**WHAT IS BEING ASKED:** Below are some records; repeat them all exactly, minus the pictures.

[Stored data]
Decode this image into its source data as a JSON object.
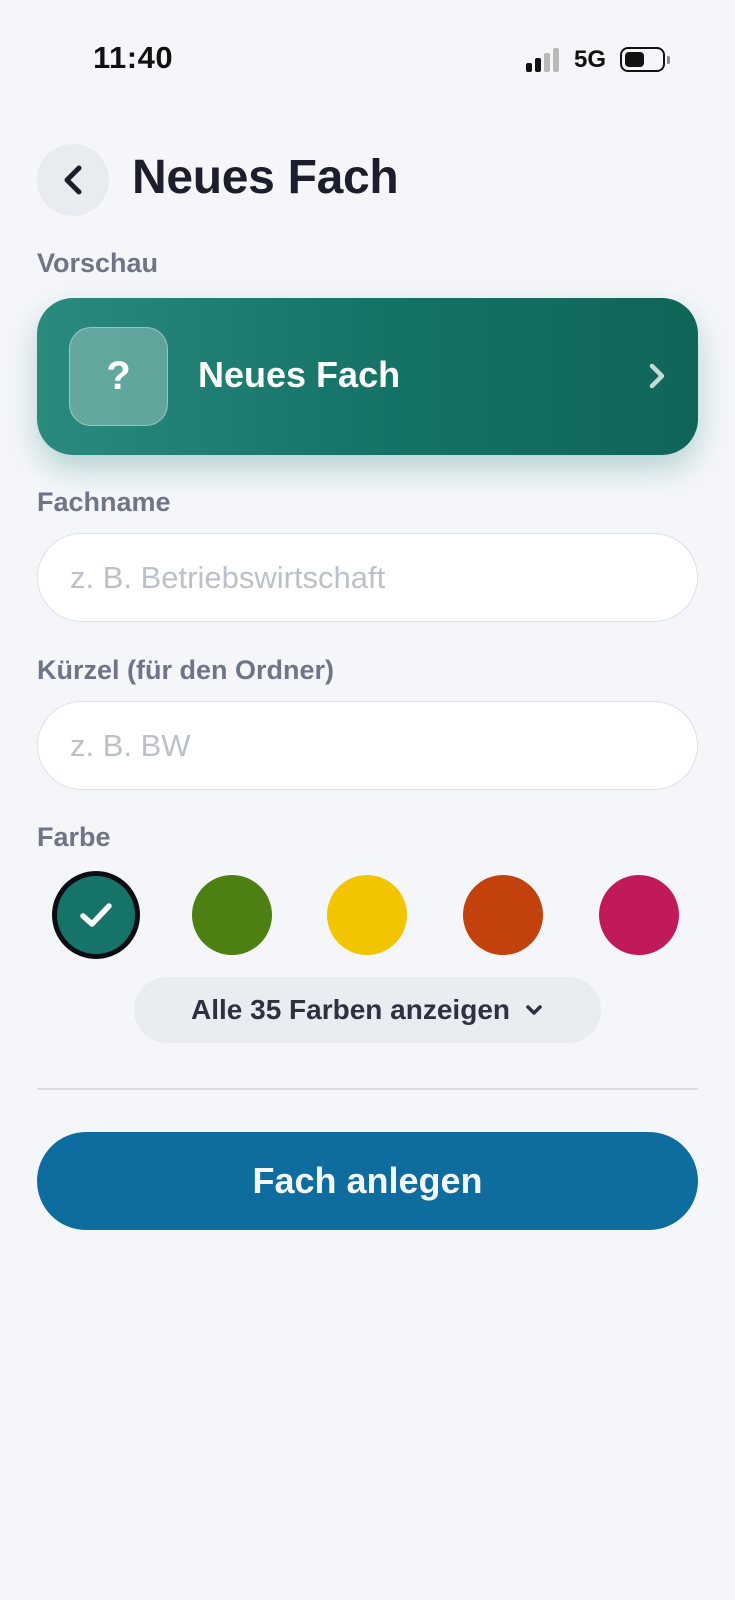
{
  "status_bar": {
    "time": "11:40",
    "network": "5G",
    "battery_level": 0.55
  },
  "header": {
    "title": "Neues Fach",
    "back_icon": "chevron-left-icon"
  },
  "preview": {
    "section_label": "Vorschau",
    "icon_glyph": "?",
    "name": "Neues Fach",
    "chevron_icon": "chevron-right-icon",
    "color": "#157467"
  },
  "form": {
    "name_label": "Fachname",
    "name_value": "",
    "name_placeholder": "z. B. Betriebswirtschaft",
    "short_label": "Kürzel (für den Ordner)",
    "short_value": "",
    "short_placeholder": "z. B. BW"
  },
  "colors": {
    "section_label": "Farbe",
    "swatches": [
      {
        "color": "#157467",
        "selected": true
      },
      {
        "color": "#4d7f12",
        "selected": false
      },
      {
        "color": "#f3c400",
        "selected": false
      },
      {
        "color": "#c3410c",
        "selected": false
      },
      {
        "color": "#c01a5b",
        "selected": false
      }
    ],
    "show_all_label": "Alle 35 Farben anzeigen",
    "show_all_icon": "chevron-down-icon"
  },
  "actions": {
    "create_label": "Fach anlegen",
    "create_color": "#0e6d9e"
  }
}
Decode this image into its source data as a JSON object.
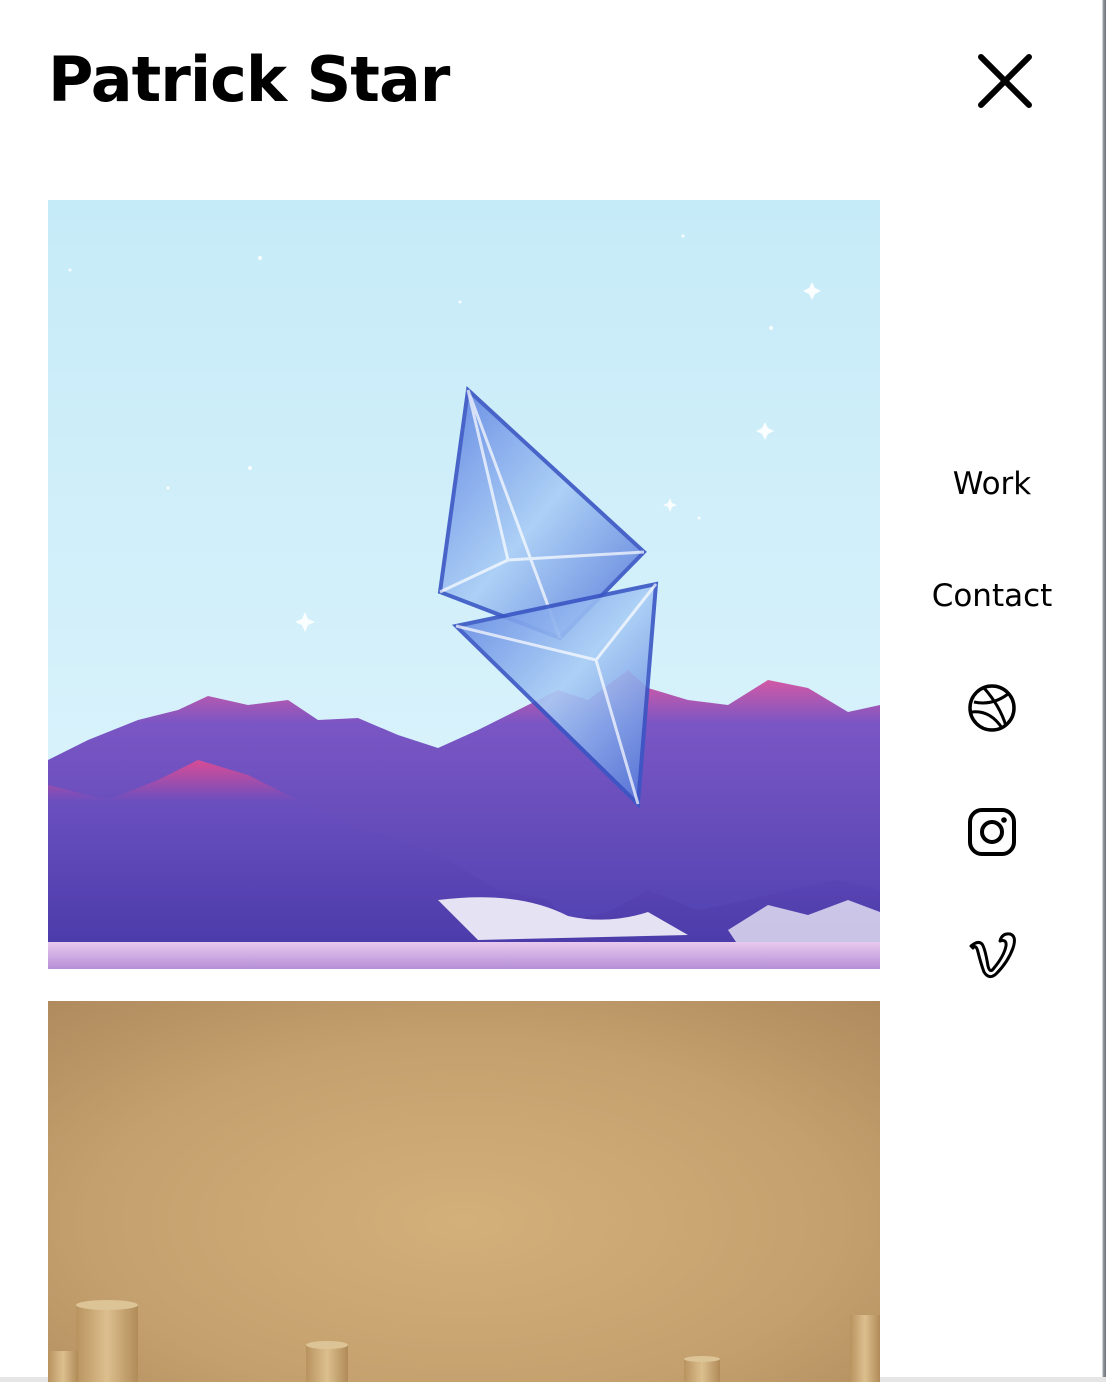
{
  "header": {
    "title": "Patrick Star",
    "close_icon": "close-icon"
  },
  "gallery": {
    "items": [
      {
        "name": "artwork-crystal-mountains",
        "palette": [
          "#c9ecf8",
          "#5b4fb8",
          "#e0509a",
          "#8fb6f2"
        ]
      },
      {
        "name": "artwork-golden-room",
        "palette": [
          "#b89463",
          "#caa878",
          "#d9b98c"
        ]
      }
    ]
  },
  "nav": {
    "items": [
      {
        "label": "Work"
      },
      {
        "label": "Contact"
      }
    ],
    "socials": [
      {
        "icon": "dribbble-icon"
      },
      {
        "icon": "instagram-icon"
      },
      {
        "icon": "vimeo-icon"
      }
    ]
  },
  "colors": {
    "text": "#000000",
    "background": "#ffffff"
  }
}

**WRITTEN ANSWER:**
Decode this image into its source data as a JSON object.
{
  "status_bar": {
    "time": "11:40",
    "network": "5G",
    "battery_level": 0.55
  },
  "header": {
    "title": "Neues Fach",
    "back_icon": "chevron-left-icon"
  },
  "preview": {
    "section_label": "Vorschau",
    "icon_glyph": "?",
    "name": "Neues Fach",
    "chevron_icon": "chevron-right-icon",
    "color": "#157467"
  },
  "form": {
    "name_label": "Fachname",
    "name_value": "",
    "name_placeholder": "z. B. Betriebswirtschaft",
    "short_label": "Kürzel (für den Ordner)",
    "short_value": "",
    "short_placeholder": "z. B. BW"
  },
  "colors": {
    "section_label": "Farbe",
    "swatches": [
      {
        "color": "#157467",
        "selected": true
      },
      {
        "color": "#4d7f12",
        "selected": false
      },
      {
        "color": "#f3c400",
        "selected": false
      },
      {
        "color": "#c3410c",
        "selected": false
      },
      {
        "color": "#c01a5b",
        "selected": false
      }
    ],
    "show_all_label": "Alle 35 Farben anzeigen",
    "show_all_icon": "chevron-down-icon"
  },
  "actions": {
    "create_label": "Fach anlegen",
    "create_color": "#0e6d9e"
  }
}
Decode this image into its source data as a JSON object.
{
  "header": {
    "title": "Patrick Star",
    "close_icon": "close-icon"
  },
  "gallery": {
    "items": [
      {
        "name": "artwork-crystal-mountains",
        "palette": [
          "#c9ecf8",
          "#5b4fb8",
          "#e0509a",
          "#8fb6f2"
        ]
      },
      {
        "name": "artwork-golden-room",
        "palette": [
          "#b89463",
          "#caa878",
          "#d9b98c"
        ]
      }
    ]
  },
  "nav": {
    "items": [
      {
        "label": "Work"
      },
      {
        "label": "Contact"
      }
    ],
    "socials": [
      {
        "icon": "dribbble-icon"
      },
      {
        "icon": "instagram-icon"
      },
      {
        "icon": "vimeo-icon"
      }
    ]
  },
  "colors": {
    "text": "#000000",
    "background": "#ffffff"
  }
}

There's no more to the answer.